◆ Exercise instructions
Check the listing below for lines with the word "SRMTID" and say how many there are, with nothing but the number.

....................

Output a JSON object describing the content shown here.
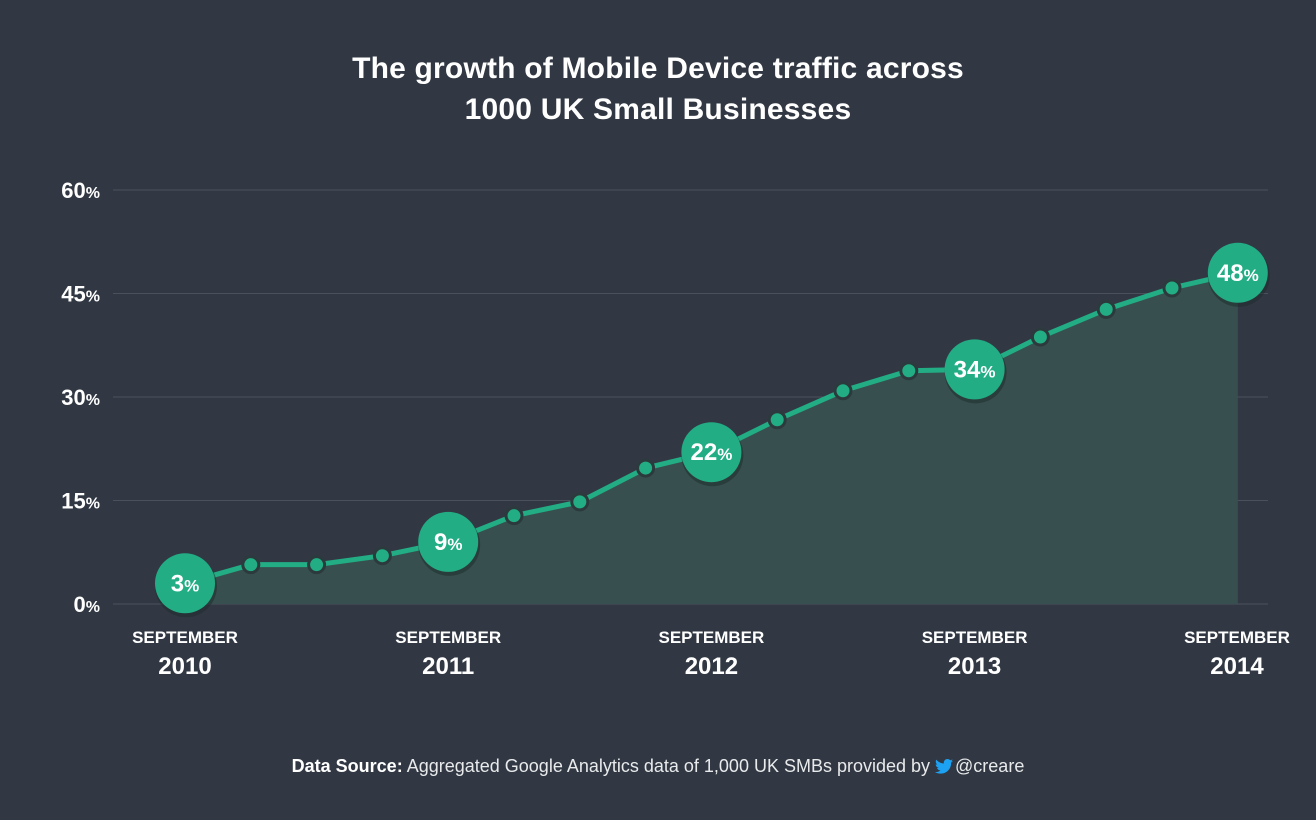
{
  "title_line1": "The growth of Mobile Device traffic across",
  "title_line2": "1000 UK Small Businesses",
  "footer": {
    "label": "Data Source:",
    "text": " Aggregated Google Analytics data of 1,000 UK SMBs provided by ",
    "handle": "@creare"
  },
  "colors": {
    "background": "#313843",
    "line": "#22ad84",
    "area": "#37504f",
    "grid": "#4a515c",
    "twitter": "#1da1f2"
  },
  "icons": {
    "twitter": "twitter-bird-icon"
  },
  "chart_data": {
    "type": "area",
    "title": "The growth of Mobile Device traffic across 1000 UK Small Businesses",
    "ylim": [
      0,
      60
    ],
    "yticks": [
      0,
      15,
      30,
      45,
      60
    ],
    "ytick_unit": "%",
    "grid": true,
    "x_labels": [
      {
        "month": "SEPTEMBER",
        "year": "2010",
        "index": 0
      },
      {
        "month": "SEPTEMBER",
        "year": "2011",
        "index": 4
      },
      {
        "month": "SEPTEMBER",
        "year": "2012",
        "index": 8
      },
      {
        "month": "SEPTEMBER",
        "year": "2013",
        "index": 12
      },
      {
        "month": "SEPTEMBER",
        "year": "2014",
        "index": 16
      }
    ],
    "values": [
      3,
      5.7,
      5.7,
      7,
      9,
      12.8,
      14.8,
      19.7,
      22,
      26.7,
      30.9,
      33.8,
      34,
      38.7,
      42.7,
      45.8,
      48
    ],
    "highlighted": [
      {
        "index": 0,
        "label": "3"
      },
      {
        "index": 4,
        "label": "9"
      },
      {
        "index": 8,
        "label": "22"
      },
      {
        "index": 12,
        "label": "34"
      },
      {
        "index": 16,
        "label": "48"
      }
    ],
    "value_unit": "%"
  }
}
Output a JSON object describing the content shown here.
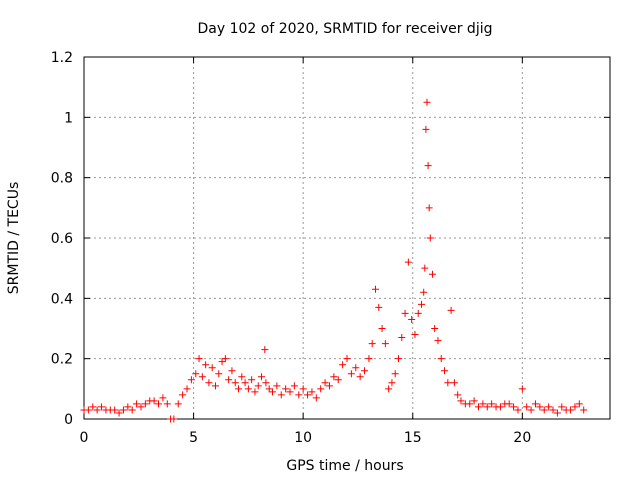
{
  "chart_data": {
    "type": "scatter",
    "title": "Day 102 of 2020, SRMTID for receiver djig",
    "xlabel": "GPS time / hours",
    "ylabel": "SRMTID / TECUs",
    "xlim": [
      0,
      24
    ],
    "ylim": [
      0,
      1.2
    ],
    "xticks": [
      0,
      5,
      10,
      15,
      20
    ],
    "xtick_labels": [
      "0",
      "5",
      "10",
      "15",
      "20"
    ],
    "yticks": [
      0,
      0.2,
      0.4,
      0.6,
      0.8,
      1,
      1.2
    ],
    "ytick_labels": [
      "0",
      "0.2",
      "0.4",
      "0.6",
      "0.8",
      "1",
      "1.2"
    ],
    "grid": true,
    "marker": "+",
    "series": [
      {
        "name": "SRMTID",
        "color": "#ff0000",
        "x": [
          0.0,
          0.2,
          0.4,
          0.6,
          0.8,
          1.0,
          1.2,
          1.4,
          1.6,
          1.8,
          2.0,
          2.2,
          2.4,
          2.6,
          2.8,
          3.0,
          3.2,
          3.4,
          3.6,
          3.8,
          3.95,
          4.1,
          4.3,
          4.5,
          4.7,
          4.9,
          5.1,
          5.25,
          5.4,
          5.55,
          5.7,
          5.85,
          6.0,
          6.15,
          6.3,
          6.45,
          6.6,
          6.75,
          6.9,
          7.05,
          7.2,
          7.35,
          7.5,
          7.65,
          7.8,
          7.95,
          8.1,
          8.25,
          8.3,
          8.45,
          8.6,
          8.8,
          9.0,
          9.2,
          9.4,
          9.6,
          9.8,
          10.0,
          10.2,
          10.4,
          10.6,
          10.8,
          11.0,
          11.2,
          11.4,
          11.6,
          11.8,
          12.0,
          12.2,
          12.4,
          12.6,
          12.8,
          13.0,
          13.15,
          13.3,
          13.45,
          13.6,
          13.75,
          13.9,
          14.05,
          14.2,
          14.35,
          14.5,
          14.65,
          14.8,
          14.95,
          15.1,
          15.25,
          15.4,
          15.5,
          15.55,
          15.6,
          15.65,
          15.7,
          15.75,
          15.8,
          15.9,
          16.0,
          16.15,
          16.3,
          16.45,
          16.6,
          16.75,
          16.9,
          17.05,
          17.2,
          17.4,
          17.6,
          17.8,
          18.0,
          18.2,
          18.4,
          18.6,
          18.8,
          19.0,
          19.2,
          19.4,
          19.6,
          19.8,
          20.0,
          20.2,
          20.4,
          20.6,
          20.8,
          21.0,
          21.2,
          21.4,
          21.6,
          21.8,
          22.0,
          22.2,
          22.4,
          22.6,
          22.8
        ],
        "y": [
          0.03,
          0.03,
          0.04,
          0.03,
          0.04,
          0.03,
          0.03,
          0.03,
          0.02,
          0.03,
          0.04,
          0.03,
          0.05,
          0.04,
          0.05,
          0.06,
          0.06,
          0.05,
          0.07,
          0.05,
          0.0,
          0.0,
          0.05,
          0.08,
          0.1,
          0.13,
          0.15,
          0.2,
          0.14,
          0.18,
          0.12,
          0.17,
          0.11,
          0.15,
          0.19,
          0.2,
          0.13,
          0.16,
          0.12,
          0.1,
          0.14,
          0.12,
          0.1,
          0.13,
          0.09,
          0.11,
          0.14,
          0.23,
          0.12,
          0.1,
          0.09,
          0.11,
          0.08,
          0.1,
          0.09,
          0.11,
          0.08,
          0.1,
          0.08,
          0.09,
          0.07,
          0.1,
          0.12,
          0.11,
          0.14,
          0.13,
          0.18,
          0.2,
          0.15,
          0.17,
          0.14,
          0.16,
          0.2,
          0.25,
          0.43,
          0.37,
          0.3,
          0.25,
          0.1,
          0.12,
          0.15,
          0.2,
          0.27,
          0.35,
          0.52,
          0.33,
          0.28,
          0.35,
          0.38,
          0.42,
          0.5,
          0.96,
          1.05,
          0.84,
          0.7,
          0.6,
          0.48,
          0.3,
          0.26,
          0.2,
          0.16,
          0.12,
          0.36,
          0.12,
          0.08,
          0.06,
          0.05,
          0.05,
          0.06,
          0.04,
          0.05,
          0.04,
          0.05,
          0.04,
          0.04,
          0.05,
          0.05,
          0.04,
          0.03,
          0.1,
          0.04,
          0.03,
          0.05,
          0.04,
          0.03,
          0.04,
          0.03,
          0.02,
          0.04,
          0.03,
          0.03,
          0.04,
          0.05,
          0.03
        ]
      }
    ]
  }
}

....................

◆ Completed task
3